Exercise directions ▸ Collect each line containing "with".

Data provided ▸
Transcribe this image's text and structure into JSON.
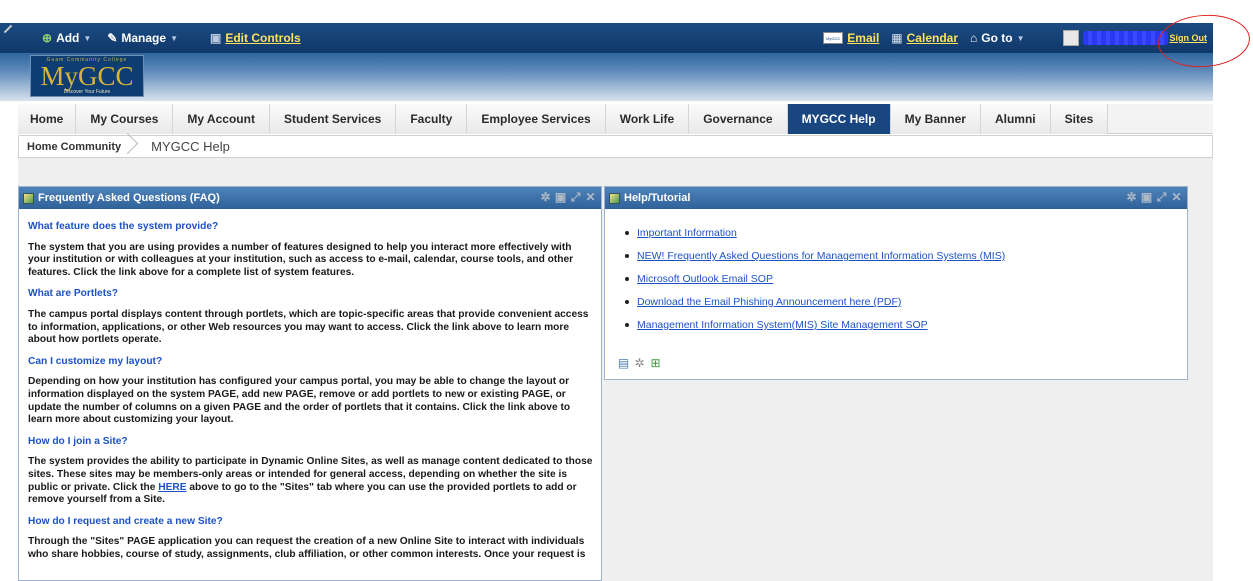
{
  "topbar": {
    "add_label": "Add",
    "manage_label": "Manage",
    "edit_controls_label": "Edit Controls",
    "email_label": "Email",
    "calendar_label": "Calendar",
    "goto_label": "Go to",
    "signout_label": "Sign Out"
  },
  "logo": {
    "top_text": "Guam Community College",
    "name": "MyGCC",
    "tagline": "Discover Your Future",
    "mini_logo_text": "MyGCC"
  },
  "nav": {
    "tabs": [
      {
        "label": "Home"
      },
      {
        "label": "My Courses"
      },
      {
        "label": "My Account"
      },
      {
        "label": "Student Services"
      },
      {
        "label": "Faculty"
      },
      {
        "label": "Employee Services"
      },
      {
        "label": "Work Life"
      },
      {
        "label": "Governance"
      },
      {
        "label": "MYGCC Help"
      },
      {
        "label": "My Banner"
      },
      {
        "label": "Alumni"
      },
      {
        "label": "Sites"
      }
    ],
    "active_tab": "MYGCC Help"
  },
  "breadcrumb": {
    "home": "Home Community",
    "current": "MYGCC Help"
  },
  "faq": {
    "title": "Frequently Asked Questions (FAQ)",
    "items": [
      {
        "q": "What feature does the system provide?",
        "a": "The system that you are using provides a number of features designed to help you interact more effectively with your institution or with colleagues at your institution, such as access to e-mail, calendar, course tools, and other features. Click the link above for a complete list of system features."
      },
      {
        "q": "What are Portlets?",
        "a": "The campus portal displays content through portlets, which are topic-specific areas that provide convenient access to information, applications, or other Web resources you may want to access. Click the link above to learn more about how portlets operate."
      },
      {
        "q": "Can I customize my layout?",
        "a": "Depending on how your institution has configured your campus portal, you may be able to change the layout or information displayed on the system PAGE, add new PAGE, remove or add portlets to new or existing PAGE, or update the number of columns on a given PAGE and the order of portlets that it contains. Click the link above to learn more about customizing your layout."
      },
      {
        "q": "How do I join a Site?",
        "a_before": "The system provides the ability to participate in Dynamic Online Sites, as well as manage content dedicated to those sites. These sites may be members-only areas or intended for general access, depending on whether the site is public or private. Click the ",
        "a_link": "HERE",
        "a_after": " above to go to the \"Sites\" tab where you can use the provided portlets to add or remove yourself from a Site."
      },
      {
        "q": "How do I request and create a new Site?",
        "a": "Through the \"Sites\" PAGE application you can request the creation of a new Online Site to interact with individuals who share hobbies, course of study, assignments, club affiliation, or other common interests. Once your request is"
      }
    ]
  },
  "help": {
    "title": "Help/Tutorial",
    "links": [
      "Important Information",
      "NEW! Frequently Asked Questions for Management Information Systems (MIS)",
      "Microsoft Outlook Email SOP",
      "Download the Email Phishing Announcement here (PDF)",
      "Management Information System(MIS) Site Management SOP"
    ]
  },
  "colors": {
    "header_dark": "#10386a",
    "accent_yellow": "#ffe25a",
    "active_tab": "#1a4680",
    "link_blue": "#1d52c7",
    "portlet_header": "#3a6da6",
    "annotation_red": "#e02020"
  }
}
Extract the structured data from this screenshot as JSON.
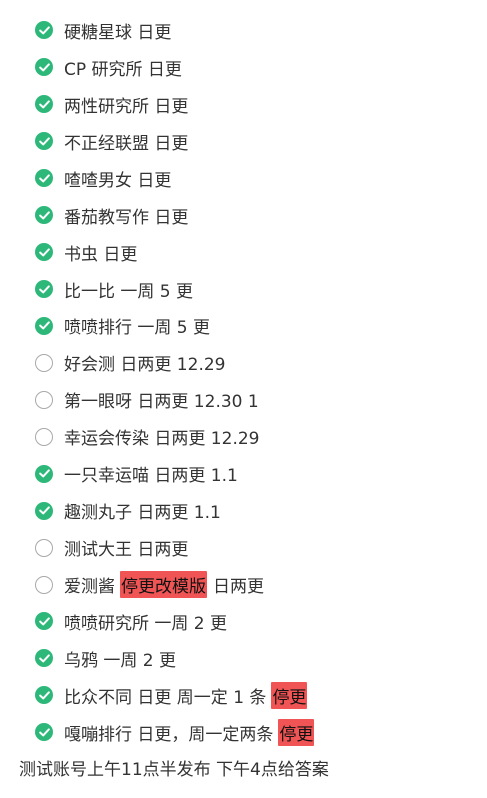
{
  "colors": {
    "check_done": "#2db87a",
    "check_todo_border": "#a9a9a9",
    "highlight": "#f05454",
    "text": "#333333"
  },
  "items": [
    {
      "done": true,
      "text": "硬糖星球 日更",
      "tag": "",
      "suffix": ""
    },
    {
      "done": true,
      "text": "CP 研究所 日更",
      "tag": "",
      "suffix": ""
    },
    {
      "done": true,
      "text": "两性研究所 日更",
      "tag": "",
      "suffix": ""
    },
    {
      "done": true,
      "text": "不正经联盟 日更",
      "tag": "",
      "suffix": ""
    },
    {
      "done": true,
      "text": "喳喳男女 日更",
      "tag": "",
      "suffix": ""
    },
    {
      "done": true,
      "text": "番茄教写作 日更",
      "tag": "",
      "suffix": ""
    },
    {
      "done": true,
      "text": "书虫 日更",
      "tag": "",
      "suffix": ""
    },
    {
      "done": true,
      "text": "比一比 一周 5 更",
      "tag": "",
      "suffix": ""
    },
    {
      "done": true,
      "text": "喷喷排行 一周 5 更",
      "tag": "",
      "suffix": ""
    },
    {
      "done": false,
      "text": "好会测 日两更 12.29",
      "tag": "",
      "suffix": ""
    },
    {
      "done": false,
      "text": "第一眼呀 日两更 12.30 1",
      "tag": "",
      "suffix": ""
    },
    {
      "done": false,
      "text": "幸运会传染 日两更 12.29",
      "tag": "",
      "suffix": ""
    },
    {
      "done": true,
      "text": "一只幸运喵 日两更 1.1",
      "tag": "",
      "suffix": ""
    },
    {
      "done": true,
      "text": "趣测丸子 日两更 1.1",
      "tag": "",
      "suffix": ""
    },
    {
      "done": false,
      "text": "测试大王 日两更",
      "tag": "",
      "suffix": ""
    },
    {
      "done": false,
      "text": "爱测酱",
      "tag": "停更改模版",
      "suffix": "日两更"
    },
    {
      "done": true,
      "text": "喷喷研究所 一周 2 更",
      "tag": "",
      "suffix": ""
    },
    {
      "done": true,
      "text": "乌鸦 一周 2 更",
      "tag": "",
      "suffix": ""
    },
    {
      "done": true,
      "text": "比众不同 日更 周一定 1 条",
      "tag": "停更",
      "suffix": ""
    },
    {
      "done": true,
      "text": "嘎嘣排行 日更，周一定两条",
      "tag": "停更",
      "suffix": ""
    }
  ],
  "footer": "测试账号上午11点半发布 下午4点给答案"
}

Solution to the exercise ▸
        "a": "The system that you are using provides a number of features designed to help you interact more effectively with your institution or with colleagues at your institution, such as access to e-mail, calendar, course tools, and other features. Click the link above for a complete list of system features."
        "a": "Through the \"Sites\" PAGE application you can request the creation of a new Online Site to interact with individuals who share hobbies, course of study, assignments, club affiliation, or other common interests. Once your request is"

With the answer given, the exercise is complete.